We received strong and consistent recurring cash flows from the company’s investment totaling $3.30 per share for the year. And this is in line with the common stock distributions and expenses excluding certain nonrecurring items. Among our highlights for the quarter, the company received recurring cash flows of $16.1 million or $0.82 per share. This compares to cash flows from the prior quarter of $13.1 million or $0.76 per share. We saw strong cash flows from our CLO debt investments in the quarter bolstered by first payments on new investments purchased in prior quarters. We continue to deploy significant capital into new CLO investments which will make their first cash payments to us in 2025. The company generated net investment income and realized gains of $0.54 per share in the fourth quarter.
********
#### [Stated goal]
Resume the quarterly results commentary above, picking up right after its final sentence.

#### [Region annotation records]
********
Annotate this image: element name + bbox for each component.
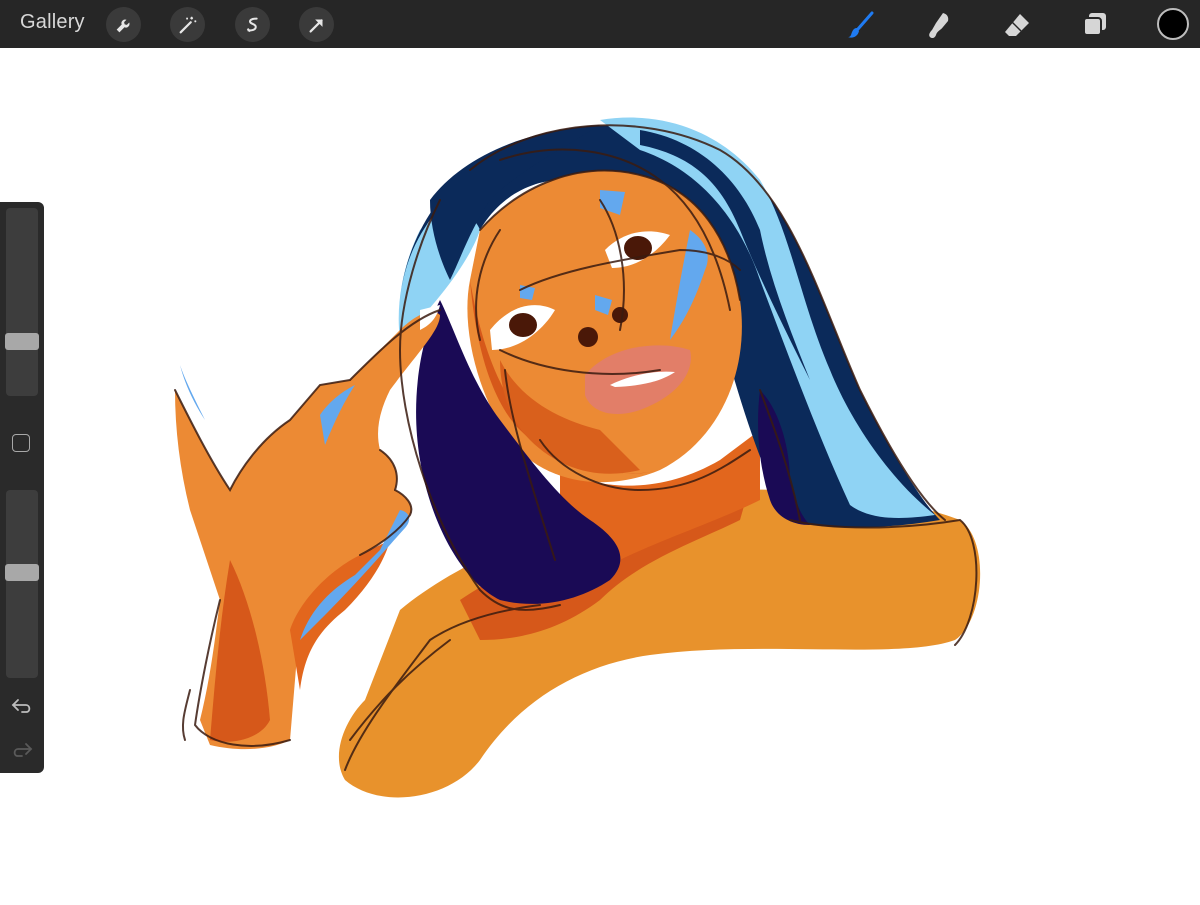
brush-size-slider-handle[interactable] bbox=[5, 333, 39, 350]
magic-wand-icon[interactable] bbox=[170, 7, 205, 42]
color-swatch[interactable] bbox=[1157, 8, 1189, 40]
redo-icon[interactable] bbox=[10, 740, 34, 760]
eraser-icon[interactable] bbox=[998, 6, 1036, 44]
smudge-icon[interactable] bbox=[920, 6, 958, 44]
layers-icon[interactable] bbox=[1076, 6, 1114, 44]
opacity-slider-handle[interactable] bbox=[5, 564, 39, 581]
modify-button[interactable] bbox=[12, 434, 30, 452]
selection-icon[interactable] bbox=[235, 7, 270, 42]
artwork bbox=[174, 117, 981, 798]
top-toolbar: Gallery bbox=[0, 0, 1200, 48]
gallery-button[interactable]: Gallery bbox=[20, 11, 85, 34]
opacity-slider[interactable] bbox=[5, 490, 39, 678]
brush-icon[interactable] bbox=[842, 6, 880, 44]
brush-size-slider[interactable] bbox=[5, 208, 39, 396]
drawing-canvas[interactable] bbox=[0, 48, 1200, 900]
transform-arrow-icon[interactable] bbox=[299, 7, 334, 42]
undo-icon[interactable] bbox=[10, 696, 34, 716]
wrench-icon[interactable] bbox=[106, 7, 141, 42]
left-sidebar bbox=[0, 202, 44, 773]
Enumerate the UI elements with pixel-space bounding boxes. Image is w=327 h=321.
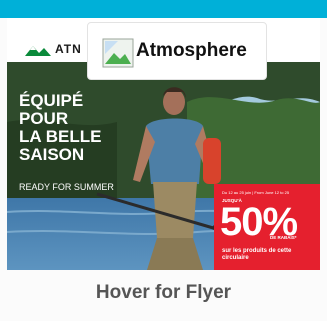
flyer-card[interactable]: ATN ÉQUIPÉ POUR LA BELLE SAISON READY FO… (0, 0, 327, 321)
brand-text: ATN (55, 42, 82, 56)
broken-image-icon (102, 38, 134, 68)
atmosphere-image-placeholder[interactable]: Atmosphere (87, 22, 267, 80)
promo-description: sur les produits de cette circulaire (222, 248, 292, 261)
promo-badge: Du 12 au 25 juin | From June 12 to 25 JU… (214, 184, 320, 270)
headline-line: SAISON (19, 145, 85, 164)
image-alt-text: Atmosphere (136, 40, 247, 61)
promo-dates: Du 12 au 25 juin | From June 12 to 25 (222, 190, 290, 195)
flyer-headline: ÉQUIPÉ POUR LA BELLE SAISON (19, 92, 139, 164)
hover-for-flyer-caption[interactable]: Hover for Flyer (0, 282, 327, 304)
flyer-image[interactable]: ATN ÉQUIPÉ POUR LA BELLE SAISON READY FO… (7, 18, 320, 270)
flyer-photo: ÉQUIPÉ POUR LA BELLE SAISON READY FOR SU… (7, 62, 320, 270)
flyer-subhead: READY FOR SUMMER (19, 182, 114, 192)
headline-line: LA BELLE (19, 127, 102, 146)
headline-line: POUR (19, 109, 69, 128)
headline-line: ÉQUIPÉ (19, 91, 84, 110)
promo-off-label: DE RABAIS* (270, 235, 297, 240)
accent-bar (0, 0, 327, 18)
********
#### [Final result]
For the second consecutive quarter, we realized $0.08 per share of realized gains as we fully realized discounts on many of the purchases over the past quarters sooner than anticipated. Our NAV as of December 31st stood at $14.99 per share, which is a 1% increase from September 30th and a 4% increase from where it stood at the beginning of 2024. In line with prior quarters, we paid three monthly common distributions of $0.20 per share during the fourth quarter and we have declared those same monthly distributions through June 2025. We continue to strengthen our balance sheet through our at-the-market program, or ATM, and our now concluded committed equity finance program. We issued approximately 2.5 million common shares at a premium to NAV generating NAV accretion of $0.05 per share during the quarter.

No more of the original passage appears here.